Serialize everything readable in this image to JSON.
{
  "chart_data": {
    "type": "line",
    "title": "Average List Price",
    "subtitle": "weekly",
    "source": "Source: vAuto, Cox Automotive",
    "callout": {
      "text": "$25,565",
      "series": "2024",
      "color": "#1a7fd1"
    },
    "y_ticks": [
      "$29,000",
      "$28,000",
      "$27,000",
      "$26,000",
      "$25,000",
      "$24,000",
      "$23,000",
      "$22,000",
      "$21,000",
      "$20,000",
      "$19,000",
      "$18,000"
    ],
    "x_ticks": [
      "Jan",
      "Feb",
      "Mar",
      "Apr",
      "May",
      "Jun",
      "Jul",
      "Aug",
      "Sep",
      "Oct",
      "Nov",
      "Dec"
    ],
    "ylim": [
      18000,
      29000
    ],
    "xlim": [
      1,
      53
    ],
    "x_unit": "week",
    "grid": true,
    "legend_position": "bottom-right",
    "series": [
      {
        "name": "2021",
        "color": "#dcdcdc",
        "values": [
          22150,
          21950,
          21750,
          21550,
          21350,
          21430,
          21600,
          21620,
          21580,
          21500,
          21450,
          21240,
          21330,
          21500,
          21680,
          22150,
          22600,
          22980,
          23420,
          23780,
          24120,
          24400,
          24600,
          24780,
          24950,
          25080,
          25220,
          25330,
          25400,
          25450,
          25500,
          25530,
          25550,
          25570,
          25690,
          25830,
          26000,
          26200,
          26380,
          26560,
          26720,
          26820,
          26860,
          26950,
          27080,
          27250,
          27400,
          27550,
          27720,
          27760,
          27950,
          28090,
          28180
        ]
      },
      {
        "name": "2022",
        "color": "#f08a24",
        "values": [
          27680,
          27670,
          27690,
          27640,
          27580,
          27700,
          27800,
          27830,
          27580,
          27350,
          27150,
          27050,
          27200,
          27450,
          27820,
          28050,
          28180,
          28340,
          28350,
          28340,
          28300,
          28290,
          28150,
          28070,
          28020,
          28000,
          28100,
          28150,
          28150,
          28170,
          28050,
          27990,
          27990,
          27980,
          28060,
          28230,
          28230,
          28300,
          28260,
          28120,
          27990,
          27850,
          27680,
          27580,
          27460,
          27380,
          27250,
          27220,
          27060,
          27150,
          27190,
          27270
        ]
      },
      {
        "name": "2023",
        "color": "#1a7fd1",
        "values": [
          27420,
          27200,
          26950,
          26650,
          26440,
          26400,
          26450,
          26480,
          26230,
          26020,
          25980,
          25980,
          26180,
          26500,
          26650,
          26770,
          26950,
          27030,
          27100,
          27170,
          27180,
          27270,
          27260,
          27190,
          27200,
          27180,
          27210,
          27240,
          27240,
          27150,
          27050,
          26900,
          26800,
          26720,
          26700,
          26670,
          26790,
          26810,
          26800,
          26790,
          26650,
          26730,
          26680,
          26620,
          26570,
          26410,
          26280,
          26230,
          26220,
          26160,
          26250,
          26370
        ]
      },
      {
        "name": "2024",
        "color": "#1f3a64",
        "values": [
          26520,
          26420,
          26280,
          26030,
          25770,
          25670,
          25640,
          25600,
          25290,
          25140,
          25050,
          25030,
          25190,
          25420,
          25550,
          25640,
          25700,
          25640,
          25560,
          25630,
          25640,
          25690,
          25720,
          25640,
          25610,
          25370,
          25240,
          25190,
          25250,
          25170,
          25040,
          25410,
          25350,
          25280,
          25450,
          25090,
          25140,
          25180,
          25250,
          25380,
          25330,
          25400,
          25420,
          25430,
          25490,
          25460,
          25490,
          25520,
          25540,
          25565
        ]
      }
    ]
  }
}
☆ ☆ ☆ ☆ ☆ ☆ ☆
* Exercise description *
Copy out all the entries shown above, character for character.

* Reply to the task *
Serialize everything readable in this image to JSON.
{
  "chart_data": {
    "type": "line",
    "title": "Average List Price",
    "subtitle": "weekly",
    "source": "Source: vAuto, Cox Automotive",
    "callout": {
      "text": "$25,565",
      "series": "2024",
      "color": "#1a7fd1"
    },
    "y_ticks": [
      "$29,000",
      "$28,000",
      "$27,000",
      "$26,000",
      "$25,000",
      "$24,000",
      "$23,000",
      "$22,000",
      "$21,000",
      "$20,000",
      "$19,000",
      "$18,000"
    ],
    "x_ticks": [
      "Jan",
      "Feb",
      "Mar",
      "Apr",
      "May",
      "Jun",
      "Jul",
      "Aug",
      "Sep",
      "Oct",
      "Nov",
      "Dec"
    ],
    "ylim": [
      18000,
      29000
    ],
    "xlim": [
      1,
      53
    ],
    "x_unit": "week",
    "grid": true,
    "legend_position": "bottom-right",
    "series": [
      {
        "name": "2021",
        "color": "#dcdcdc",
        "values": [
          22150,
          21950,
          21750,
          21550,
          21350,
          21430,
          21600,
          21620,
          21580,
          21500,
          21450,
          21240,
          21330,
          21500,
          21680,
          22150,
          22600,
          22980,
          23420,
          23780,
          24120,
          24400,
          24600,
          24780,
          24950,
          25080,
          25220,
          25330,
          25400,
          25450,
          25500,
          25530,
          25550,
          25570,
          25690,
          25830,
          26000,
          26200,
          26380,
          26560,
          26720,
          26820,
          26860,
          26950,
          27080,
          27250,
          27400,
          27550,
          27720,
          27760,
          27950,
          28090,
          28180
        ]
      },
      {
        "name": "2022",
        "color": "#f08a24",
        "values": [
          27680,
          27670,
          27690,
          27640,
          27580,
          27700,
          27800,
          27830,
          27580,
          27350,
          27150,
          27050,
          27200,
          27450,
          27820,
          28050,
          28180,
          28340,
          28350,
          28340,
          28300,
          28290,
          28150,
          28070,
          28020,
          28000,
          28100,
          28150,
          28150,
          28170,
          28050,
          27990,
          27990,
          27980,
          28060,
          28230,
          28230,
          28300,
          28260,
          28120,
          27990,
          27850,
          27680,
          27580,
          27460,
          27380,
          27250,
          27220,
          27060,
          27150,
          27190,
          27270
        ]
      },
      {
        "name": "2023",
        "color": "#1a7fd1",
        "values": [
          27420,
          27200,
          26950,
          26650,
          26440,
          26400,
          26450,
          26480,
          26230,
          26020,
          25980,
          25980,
          26180,
          26500,
          26650,
          26770,
          26950,
          27030,
          27100,
          27170,
          27180,
          27270,
          27260,
          27190,
          27200,
          27180,
          27210,
          27240,
          27240,
          27150,
          27050,
          26900,
          26800,
          26720,
          26700,
          26670,
          26790,
          26810,
          26800,
          26790,
          26650,
          26730,
          26680,
          26620,
          26570,
          26410,
          26280,
          26230,
          26220,
          26160,
          26250,
          26370
        ]
      },
      {
        "name": "2024",
        "color": "#1f3a64",
        "values": [
          26520,
          26420,
          26280,
          26030,
          25770,
          25670,
          25640,
          25600,
          25290,
          25140,
          25050,
          25030,
          25190,
          25420,
          25550,
          25640,
          25700,
          25640,
          25560,
          25630,
          25640,
          25690,
          25720,
          25640,
          25610,
          25370,
          25240,
          25190,
          25250,
          25170,
          25040,
          25410,
          25350,
          25280,
          25450,
          25090,
          25140,
          25180,
          25250,
          25380,
          25330,
          25400,
          25420,
          25430,
          25490,
          25460,
          25490,
          25520,
          25540,
          25565
        ]
      }
    ]
  }
}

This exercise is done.